"""
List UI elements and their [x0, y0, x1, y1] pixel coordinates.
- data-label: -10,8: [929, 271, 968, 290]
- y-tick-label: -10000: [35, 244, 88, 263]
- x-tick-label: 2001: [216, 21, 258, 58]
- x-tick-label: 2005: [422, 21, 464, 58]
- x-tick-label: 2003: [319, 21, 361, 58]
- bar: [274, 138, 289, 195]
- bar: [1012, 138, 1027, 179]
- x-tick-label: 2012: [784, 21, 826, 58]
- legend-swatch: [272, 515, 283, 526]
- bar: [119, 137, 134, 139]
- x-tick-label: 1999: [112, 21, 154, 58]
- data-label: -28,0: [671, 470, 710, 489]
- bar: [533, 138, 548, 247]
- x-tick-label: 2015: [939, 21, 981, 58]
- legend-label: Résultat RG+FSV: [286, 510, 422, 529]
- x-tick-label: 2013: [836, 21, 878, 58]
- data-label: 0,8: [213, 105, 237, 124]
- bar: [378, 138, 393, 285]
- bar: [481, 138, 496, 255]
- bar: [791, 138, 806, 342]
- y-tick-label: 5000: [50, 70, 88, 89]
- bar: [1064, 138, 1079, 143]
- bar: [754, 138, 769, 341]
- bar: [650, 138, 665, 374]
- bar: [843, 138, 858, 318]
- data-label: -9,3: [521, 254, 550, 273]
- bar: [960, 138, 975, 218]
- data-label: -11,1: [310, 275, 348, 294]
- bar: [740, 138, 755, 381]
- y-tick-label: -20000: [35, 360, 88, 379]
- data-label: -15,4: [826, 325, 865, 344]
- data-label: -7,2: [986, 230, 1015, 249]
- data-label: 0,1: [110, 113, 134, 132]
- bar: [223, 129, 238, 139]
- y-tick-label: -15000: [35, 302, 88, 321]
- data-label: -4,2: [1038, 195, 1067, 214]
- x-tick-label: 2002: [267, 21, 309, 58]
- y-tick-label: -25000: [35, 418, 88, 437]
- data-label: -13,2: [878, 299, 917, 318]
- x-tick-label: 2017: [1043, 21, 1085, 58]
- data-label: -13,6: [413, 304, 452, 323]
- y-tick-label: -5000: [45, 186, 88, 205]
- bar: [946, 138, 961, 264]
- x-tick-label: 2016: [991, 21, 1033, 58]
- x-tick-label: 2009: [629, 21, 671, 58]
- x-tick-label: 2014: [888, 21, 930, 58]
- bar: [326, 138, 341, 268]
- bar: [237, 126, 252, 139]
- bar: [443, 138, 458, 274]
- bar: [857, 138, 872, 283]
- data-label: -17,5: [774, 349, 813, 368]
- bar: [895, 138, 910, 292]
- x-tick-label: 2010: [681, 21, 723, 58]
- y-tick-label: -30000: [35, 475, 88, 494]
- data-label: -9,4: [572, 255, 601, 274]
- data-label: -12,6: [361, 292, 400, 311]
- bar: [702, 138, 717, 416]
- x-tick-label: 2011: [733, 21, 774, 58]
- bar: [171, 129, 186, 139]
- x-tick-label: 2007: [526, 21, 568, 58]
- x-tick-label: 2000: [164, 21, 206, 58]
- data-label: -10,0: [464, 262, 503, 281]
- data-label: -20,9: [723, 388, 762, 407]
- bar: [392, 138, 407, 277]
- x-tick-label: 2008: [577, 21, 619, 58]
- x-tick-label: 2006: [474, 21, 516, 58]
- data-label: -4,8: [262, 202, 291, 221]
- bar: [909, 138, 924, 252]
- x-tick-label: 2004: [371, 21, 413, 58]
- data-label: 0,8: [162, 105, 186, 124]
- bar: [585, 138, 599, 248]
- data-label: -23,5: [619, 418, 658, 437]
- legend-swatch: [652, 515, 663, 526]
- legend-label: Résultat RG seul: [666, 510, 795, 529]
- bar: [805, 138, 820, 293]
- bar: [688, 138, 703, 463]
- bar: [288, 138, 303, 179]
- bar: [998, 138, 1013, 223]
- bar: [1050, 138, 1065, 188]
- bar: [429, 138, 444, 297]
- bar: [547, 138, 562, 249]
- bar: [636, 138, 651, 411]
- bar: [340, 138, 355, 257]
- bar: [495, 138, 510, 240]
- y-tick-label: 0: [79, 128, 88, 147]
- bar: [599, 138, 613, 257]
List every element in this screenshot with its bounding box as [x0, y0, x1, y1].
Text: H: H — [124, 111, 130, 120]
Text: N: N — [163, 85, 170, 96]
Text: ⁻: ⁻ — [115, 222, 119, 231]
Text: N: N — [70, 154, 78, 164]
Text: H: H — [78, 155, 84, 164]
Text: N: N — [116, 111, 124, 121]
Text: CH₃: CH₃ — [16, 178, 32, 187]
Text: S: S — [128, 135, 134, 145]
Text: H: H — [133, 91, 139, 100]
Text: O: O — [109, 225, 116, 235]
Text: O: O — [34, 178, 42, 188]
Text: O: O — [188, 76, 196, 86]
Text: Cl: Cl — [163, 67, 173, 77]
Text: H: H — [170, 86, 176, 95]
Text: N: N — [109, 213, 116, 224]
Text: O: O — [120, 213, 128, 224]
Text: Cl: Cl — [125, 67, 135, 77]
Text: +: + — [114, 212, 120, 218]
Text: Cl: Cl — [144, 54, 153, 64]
"""
**TO DO**
Pull out every line of the records that contains the word "List", treating uppercase and lowercase as different.

**TASK SOLUTION**
List UI elements and their [x0, y0, x1, y1] pixel coordinates.
List every element in this screenshot with its bounding box as [x0, y0, x1, y1].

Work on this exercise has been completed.